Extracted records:
****************

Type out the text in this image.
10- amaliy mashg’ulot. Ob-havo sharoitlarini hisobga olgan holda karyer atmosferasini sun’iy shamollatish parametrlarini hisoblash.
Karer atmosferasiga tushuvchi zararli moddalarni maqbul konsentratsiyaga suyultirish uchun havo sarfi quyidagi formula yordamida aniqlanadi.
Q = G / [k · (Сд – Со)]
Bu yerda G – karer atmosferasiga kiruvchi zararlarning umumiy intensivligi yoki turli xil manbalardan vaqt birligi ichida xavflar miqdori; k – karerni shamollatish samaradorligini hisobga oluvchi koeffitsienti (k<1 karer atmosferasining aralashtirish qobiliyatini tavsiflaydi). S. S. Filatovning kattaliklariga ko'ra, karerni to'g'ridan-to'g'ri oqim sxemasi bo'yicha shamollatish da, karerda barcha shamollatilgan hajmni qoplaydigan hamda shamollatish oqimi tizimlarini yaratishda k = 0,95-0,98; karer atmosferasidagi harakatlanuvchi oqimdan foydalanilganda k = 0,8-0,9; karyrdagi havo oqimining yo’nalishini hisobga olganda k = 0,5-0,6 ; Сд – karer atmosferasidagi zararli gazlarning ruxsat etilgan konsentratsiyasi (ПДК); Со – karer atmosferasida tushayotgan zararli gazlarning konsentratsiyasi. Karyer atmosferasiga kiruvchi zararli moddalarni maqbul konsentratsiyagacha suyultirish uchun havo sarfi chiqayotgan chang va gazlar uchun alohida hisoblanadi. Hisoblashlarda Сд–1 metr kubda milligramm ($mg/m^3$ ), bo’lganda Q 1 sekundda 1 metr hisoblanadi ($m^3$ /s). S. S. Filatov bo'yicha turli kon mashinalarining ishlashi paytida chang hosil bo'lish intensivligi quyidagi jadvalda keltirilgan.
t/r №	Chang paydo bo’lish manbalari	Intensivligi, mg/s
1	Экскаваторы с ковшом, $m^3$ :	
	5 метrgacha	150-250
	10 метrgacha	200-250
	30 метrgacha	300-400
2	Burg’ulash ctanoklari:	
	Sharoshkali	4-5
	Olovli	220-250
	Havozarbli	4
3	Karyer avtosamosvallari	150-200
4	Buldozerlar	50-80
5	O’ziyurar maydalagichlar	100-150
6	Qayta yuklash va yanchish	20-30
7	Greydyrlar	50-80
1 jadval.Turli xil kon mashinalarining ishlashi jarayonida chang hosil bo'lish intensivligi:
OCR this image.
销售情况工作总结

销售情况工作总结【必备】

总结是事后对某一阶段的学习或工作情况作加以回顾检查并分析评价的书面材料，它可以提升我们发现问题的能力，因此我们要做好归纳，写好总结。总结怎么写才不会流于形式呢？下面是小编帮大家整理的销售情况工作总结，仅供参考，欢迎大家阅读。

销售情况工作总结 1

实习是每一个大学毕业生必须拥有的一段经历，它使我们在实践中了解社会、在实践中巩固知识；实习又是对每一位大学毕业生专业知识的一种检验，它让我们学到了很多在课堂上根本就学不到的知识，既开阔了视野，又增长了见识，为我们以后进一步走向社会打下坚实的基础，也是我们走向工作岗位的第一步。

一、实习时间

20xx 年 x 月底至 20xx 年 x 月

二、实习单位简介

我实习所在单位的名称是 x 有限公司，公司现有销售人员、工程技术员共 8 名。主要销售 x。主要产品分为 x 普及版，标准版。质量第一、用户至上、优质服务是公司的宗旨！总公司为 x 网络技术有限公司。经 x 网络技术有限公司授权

****************

Print the records once more, exactly as they were given.

Result of the task ::
Type out the text in this image.
10- amaliy mashg’ulot. Ob-havo sharoitlarini hisobga olgan holda karyer atmosferasini sun’iy shamollatish parametrlarini hisoblash.
Karer atmosferasiga tushuvchi zararli moddalarni maqbul konsentratsiyaga suyultirish uchun havo sarfi quyidagi formula yordamida aniqlanadi.
Q = G / [k · (Сд – Со)]
Bu yerda G – karer atmosferasiga kiruvchi zararlarning umumiy intensivligi yoki turli xil manbalardan vaqt birligi ichida xavflar miqdori; k – karerni shamollatish samaradorligini hisobga oluvchi koeffitsienti (k<1 karer atmosferasining aralashtirish qobiliyatini tavsiflaydi). S. S. Filatovning kattaliklariga ko'ra, karerni to'g'ridan-to'g'ri oqim sxemasi bo'yicha shamollatish da, karerda barcha shamollatilgan hajmni qoplaydigan hamda shamollatish oqimi tizimlarini yaratishda k = 0,95-0,98; karer atmosferasidagi harakatlanuvchi oqimdan foydalanilganda k = 0,8-0,9; karyrdagi havo oqimining yo’nalishini hisobga olganda k = 0,5-0,6 ; Сд – karer atmosferasidagi zararli gazlarning ruxsat etilgan konsentratsiyasi (ПДК); Со – karer atmosferasida tushayotgan zararli gazlarning konsentratsiyasi. Karyer atmosferasiga kiruvchi zararli moddalarni maqbul konsentratsiyagacha suyultirish uchun havo sarfi chiqayotgan chang va gazlar uchun alohida hisoblanadi. Hisoblashlarda Сд–1 metr kubda milligramm ($mg/m^3$ ), bo’lganda Q 1 sekundda 1 metr hisoblanadi ($m^3$ /s). S. S. Filatov bo'yicha turli kon mashinalarining ishlashi paytida chang hosil bo'lish intensivligi quyidagi jadvalda keltirilgan.
t/r №	Chang paydo bo’lish manbalari	Intensivligi, mg/s
1	Экскаваторы с ковшом, $m^3$ :	
	5 метrgacha	150-250
	10 метrgacha	200-250
	30 метrgacha	300-400
2	Burg’ulash ctanoklari:	
	Sharoshkali	4-5
	Olovli	220-250
	Havozarbli	4
3	Karyer avtosamosvallari	150-200
4	Buldozerlar	50-80
5	O’ziyurar maydalagichlar	100-150
6	Qayta yuklash va yanchish	20-30
7	Greydyrlar	50-80
1 jadval.Turli xil kon mashinalarining ishlashi jarayonida chang hosil bo'lish intensivligi:
OCR this image.
销售情况工作总结

销售情况工作总结【必备】

总结是事后对某一阶段的学习或工作情况作加以回顾检查并分析评价的书面材料，它可以提升我们发现问题的能力，因此我们要做好归纳，写好总结。总结怎么写才不会流于形式呢？下面是小编帮大家整理的销售情况工作总结，仅供参考，欢迎大家阅读。

销售情况工作总结 1

实习是每一个大学毕业生必须拥有的一段经历，它使我们在实践中了解社会、在实践中巩固知识；实习又是对每一位大学毕业生专业知识的一种检验，它让我们学到了很多在课堂上根本就学不到的知识，既开阔了视野，又增长了见识，为我们以后进一步走向社会打下坚实的基础，也是我们走向工作岗位的第一步。

一、实习时间

20xx 年 x 月底至 20xx 年 x 月

二、实习单位简介

我实习所在单位的名称是 x 有限公司，公司现有销售人员、工程技术员共 8 名。主要销售 x。主要产品分为 x 普及版，标准版。质量第一、用户至上、优质服务是公司的宗旨！总公司为 x 网络技术有限公司。经 x 网络技术有限公司授权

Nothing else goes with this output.